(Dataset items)

[start]

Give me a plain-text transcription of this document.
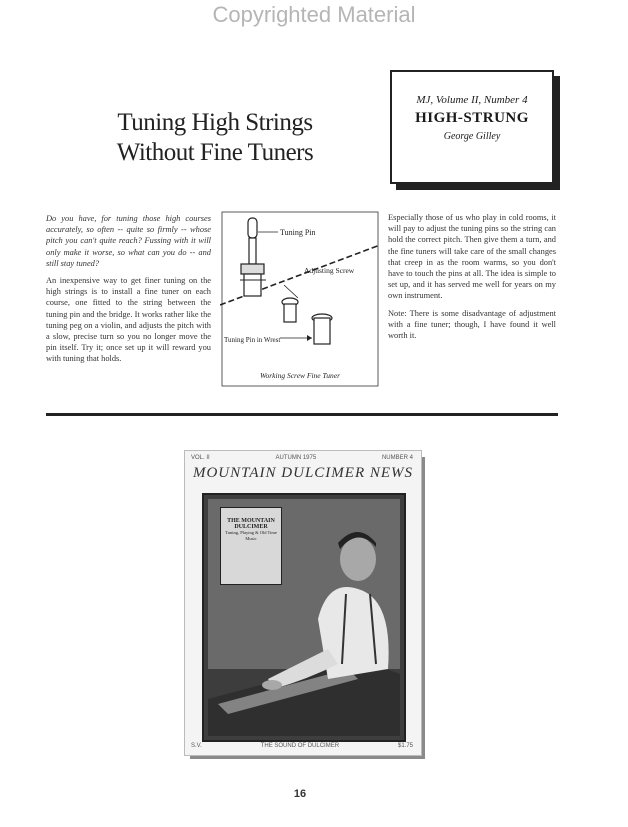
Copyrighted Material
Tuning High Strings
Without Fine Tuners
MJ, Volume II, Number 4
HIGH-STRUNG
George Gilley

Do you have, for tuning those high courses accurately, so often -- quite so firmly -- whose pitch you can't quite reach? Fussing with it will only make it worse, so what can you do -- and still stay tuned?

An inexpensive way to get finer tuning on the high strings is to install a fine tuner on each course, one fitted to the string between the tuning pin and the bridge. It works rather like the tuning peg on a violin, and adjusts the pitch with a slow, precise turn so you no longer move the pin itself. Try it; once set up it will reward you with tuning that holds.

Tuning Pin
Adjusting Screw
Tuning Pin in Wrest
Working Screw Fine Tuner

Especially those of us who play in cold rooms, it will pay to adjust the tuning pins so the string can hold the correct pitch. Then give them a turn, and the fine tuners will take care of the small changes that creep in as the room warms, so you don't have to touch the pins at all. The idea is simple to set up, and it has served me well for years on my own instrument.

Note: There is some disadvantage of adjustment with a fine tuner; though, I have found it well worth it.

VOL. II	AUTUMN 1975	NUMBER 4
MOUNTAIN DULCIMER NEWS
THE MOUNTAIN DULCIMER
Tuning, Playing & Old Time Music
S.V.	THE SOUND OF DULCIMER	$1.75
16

[end]
[start]

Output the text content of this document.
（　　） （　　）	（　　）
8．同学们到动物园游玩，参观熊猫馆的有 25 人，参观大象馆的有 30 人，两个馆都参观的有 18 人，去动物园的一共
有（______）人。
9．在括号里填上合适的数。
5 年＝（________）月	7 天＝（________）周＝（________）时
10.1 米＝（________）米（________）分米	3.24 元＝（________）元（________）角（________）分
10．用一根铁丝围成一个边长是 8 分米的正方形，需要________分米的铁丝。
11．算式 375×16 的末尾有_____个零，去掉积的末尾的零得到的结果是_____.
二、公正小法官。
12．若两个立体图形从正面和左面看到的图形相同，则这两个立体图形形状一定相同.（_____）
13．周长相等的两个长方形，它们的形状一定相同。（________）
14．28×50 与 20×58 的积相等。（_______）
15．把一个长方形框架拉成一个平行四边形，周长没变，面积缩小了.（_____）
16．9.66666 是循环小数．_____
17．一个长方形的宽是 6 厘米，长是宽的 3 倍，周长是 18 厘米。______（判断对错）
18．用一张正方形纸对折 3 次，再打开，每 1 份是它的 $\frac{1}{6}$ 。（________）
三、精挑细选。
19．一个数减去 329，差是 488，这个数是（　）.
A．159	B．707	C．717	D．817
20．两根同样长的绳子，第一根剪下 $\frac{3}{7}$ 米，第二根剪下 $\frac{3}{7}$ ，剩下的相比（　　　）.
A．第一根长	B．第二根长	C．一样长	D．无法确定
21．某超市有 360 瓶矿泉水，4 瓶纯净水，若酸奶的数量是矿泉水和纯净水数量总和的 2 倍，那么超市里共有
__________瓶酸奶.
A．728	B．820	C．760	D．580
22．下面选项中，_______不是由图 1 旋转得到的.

[end]

Given exercise = Work out how many lines of the listing above include the word "text". Report only the number.

Reply = 2